= Aim =
Transcribe precisely those lines of the listing that fall between the line containing "Read this page and output its text content." and the last line, inclusive of both.

= Data supplied =
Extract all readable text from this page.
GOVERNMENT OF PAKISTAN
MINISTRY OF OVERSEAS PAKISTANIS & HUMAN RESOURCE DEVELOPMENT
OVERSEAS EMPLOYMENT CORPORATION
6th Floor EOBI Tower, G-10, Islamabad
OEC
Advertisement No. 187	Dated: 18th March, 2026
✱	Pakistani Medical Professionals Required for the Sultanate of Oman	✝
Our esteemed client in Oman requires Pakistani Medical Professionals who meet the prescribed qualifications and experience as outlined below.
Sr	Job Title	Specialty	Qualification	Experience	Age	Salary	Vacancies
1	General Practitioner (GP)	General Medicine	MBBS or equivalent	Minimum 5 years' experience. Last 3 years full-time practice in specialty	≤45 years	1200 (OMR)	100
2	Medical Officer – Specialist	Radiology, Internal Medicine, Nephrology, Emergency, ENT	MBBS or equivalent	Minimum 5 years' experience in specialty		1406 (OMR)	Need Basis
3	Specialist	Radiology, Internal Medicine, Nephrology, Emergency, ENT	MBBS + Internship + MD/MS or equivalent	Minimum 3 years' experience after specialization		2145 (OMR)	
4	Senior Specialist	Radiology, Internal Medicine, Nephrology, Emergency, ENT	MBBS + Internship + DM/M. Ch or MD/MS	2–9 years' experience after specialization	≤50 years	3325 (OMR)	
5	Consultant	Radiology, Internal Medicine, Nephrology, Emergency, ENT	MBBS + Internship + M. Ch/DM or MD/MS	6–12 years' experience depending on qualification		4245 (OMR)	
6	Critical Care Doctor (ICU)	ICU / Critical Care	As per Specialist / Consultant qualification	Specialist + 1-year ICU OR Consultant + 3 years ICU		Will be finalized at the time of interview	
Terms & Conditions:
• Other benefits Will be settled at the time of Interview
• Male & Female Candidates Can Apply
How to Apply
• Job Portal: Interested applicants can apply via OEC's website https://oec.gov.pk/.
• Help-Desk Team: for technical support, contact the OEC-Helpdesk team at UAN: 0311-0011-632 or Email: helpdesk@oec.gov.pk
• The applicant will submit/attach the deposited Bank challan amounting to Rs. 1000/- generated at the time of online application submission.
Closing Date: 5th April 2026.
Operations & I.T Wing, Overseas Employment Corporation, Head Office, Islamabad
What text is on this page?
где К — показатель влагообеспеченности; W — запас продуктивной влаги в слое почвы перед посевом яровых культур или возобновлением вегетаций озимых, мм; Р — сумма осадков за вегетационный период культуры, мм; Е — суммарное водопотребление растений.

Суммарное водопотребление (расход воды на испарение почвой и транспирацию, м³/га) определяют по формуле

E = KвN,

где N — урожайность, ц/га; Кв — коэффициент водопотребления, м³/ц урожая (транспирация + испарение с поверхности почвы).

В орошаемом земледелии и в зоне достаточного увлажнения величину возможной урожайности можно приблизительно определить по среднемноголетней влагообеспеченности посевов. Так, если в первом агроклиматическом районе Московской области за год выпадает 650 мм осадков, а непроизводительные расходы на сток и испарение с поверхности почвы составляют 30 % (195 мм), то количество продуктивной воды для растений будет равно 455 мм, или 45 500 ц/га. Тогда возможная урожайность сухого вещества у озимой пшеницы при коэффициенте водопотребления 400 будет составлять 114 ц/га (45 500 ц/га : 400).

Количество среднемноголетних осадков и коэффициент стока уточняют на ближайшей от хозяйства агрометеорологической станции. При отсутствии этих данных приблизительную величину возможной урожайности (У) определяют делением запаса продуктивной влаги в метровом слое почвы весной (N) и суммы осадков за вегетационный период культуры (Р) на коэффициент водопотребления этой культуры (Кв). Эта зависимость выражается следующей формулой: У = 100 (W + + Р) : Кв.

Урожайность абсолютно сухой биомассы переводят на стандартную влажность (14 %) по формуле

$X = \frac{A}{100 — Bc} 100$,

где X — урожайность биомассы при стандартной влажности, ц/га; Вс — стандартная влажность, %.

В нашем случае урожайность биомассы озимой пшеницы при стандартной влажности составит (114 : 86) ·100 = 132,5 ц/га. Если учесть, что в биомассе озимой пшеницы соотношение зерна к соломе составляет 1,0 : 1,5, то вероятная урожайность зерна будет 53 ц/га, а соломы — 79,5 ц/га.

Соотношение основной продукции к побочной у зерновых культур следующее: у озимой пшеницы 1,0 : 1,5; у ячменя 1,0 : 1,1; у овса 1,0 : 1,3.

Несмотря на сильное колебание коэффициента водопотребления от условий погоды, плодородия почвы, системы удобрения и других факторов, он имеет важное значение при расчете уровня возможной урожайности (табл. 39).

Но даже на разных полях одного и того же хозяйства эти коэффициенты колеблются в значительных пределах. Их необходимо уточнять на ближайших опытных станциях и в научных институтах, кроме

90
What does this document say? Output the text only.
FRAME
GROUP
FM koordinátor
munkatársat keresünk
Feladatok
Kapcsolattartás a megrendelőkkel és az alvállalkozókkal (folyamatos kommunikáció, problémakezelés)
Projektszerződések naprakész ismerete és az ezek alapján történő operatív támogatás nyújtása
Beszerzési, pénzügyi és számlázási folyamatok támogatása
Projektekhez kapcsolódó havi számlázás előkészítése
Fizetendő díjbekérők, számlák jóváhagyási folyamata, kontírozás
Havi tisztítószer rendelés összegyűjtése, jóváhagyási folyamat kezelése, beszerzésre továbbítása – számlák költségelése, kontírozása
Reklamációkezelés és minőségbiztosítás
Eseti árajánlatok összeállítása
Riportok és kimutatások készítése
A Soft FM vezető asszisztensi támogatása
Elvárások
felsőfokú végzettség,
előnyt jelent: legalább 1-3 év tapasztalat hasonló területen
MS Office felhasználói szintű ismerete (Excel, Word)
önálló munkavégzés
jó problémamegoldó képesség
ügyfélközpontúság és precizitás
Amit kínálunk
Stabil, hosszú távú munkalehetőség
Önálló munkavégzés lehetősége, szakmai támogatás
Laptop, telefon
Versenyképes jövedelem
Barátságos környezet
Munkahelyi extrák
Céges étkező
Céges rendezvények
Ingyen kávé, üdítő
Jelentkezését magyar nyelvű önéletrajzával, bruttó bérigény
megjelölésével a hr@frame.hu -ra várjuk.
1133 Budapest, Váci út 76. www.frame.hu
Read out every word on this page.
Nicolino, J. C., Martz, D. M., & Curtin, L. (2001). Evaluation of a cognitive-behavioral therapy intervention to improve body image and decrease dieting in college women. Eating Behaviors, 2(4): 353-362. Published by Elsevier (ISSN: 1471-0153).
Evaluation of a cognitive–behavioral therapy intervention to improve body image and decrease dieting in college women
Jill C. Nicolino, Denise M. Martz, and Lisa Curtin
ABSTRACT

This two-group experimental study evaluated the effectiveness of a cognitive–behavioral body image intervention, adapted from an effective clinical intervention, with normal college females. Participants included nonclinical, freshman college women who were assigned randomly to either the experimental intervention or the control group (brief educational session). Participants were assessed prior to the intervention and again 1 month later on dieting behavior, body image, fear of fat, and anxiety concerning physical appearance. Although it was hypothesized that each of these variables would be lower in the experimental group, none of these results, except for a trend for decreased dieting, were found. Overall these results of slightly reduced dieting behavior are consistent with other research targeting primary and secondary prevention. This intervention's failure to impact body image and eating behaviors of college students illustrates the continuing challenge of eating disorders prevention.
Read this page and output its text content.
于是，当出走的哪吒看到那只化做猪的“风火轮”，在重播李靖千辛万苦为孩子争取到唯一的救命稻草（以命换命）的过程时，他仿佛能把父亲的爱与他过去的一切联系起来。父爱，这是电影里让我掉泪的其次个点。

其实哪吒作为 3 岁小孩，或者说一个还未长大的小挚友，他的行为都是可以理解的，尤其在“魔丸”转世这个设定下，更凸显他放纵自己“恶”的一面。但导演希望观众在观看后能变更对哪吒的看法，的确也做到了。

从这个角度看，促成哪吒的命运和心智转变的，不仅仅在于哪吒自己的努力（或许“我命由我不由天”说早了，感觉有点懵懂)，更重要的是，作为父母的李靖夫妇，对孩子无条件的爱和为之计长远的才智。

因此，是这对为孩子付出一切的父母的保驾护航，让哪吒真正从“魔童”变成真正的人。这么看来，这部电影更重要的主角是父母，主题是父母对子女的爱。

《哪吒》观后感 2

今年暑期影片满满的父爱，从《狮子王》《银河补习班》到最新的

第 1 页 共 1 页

= Task solution =
Read this page and output its text content.
于是，当出走的哪吒看到那只化做猪的“风火轮”，在重播李靖千辛万苦为孩子争取到唯一的救命稻草（以命换命）的过程时，他仿佛能把父亲的爱与他过去的一切联系起来。父爱，这是电影里让我掉泪的其次个点。

其实哪吒作为 3 岁小孩，或者说一个还未长大的小挚友，他的行为都是可以理解的，尤其在“魔丸”转世这个设定下，更凸显他放纵自己“恶”的一面。但导演希望观众在观看后能变更对哪吒的看法，的确也做到了。

从这个角度看，促成哪吒的命运和心智转变的，不仅仅在于哪吒自己的努力（或许“我命由我不由天”说早了，感觉有点懵懂)，更重要的是，作为父母的李靖夫妇，对孩子无条件的爱和为之计长远的才智。

因此，是这对为孩子付出一切的父母的保驾护航，让哪吒真正从“魔童”变成真正的人。这么看来，这部电影更重要的主角是父母，主题是父母对子女的爱。

《哪吒》观后感 2

今年暑期影片满满的父爱，从《狮子王》《银河补习班》到最新的

第 1 页 共 1 页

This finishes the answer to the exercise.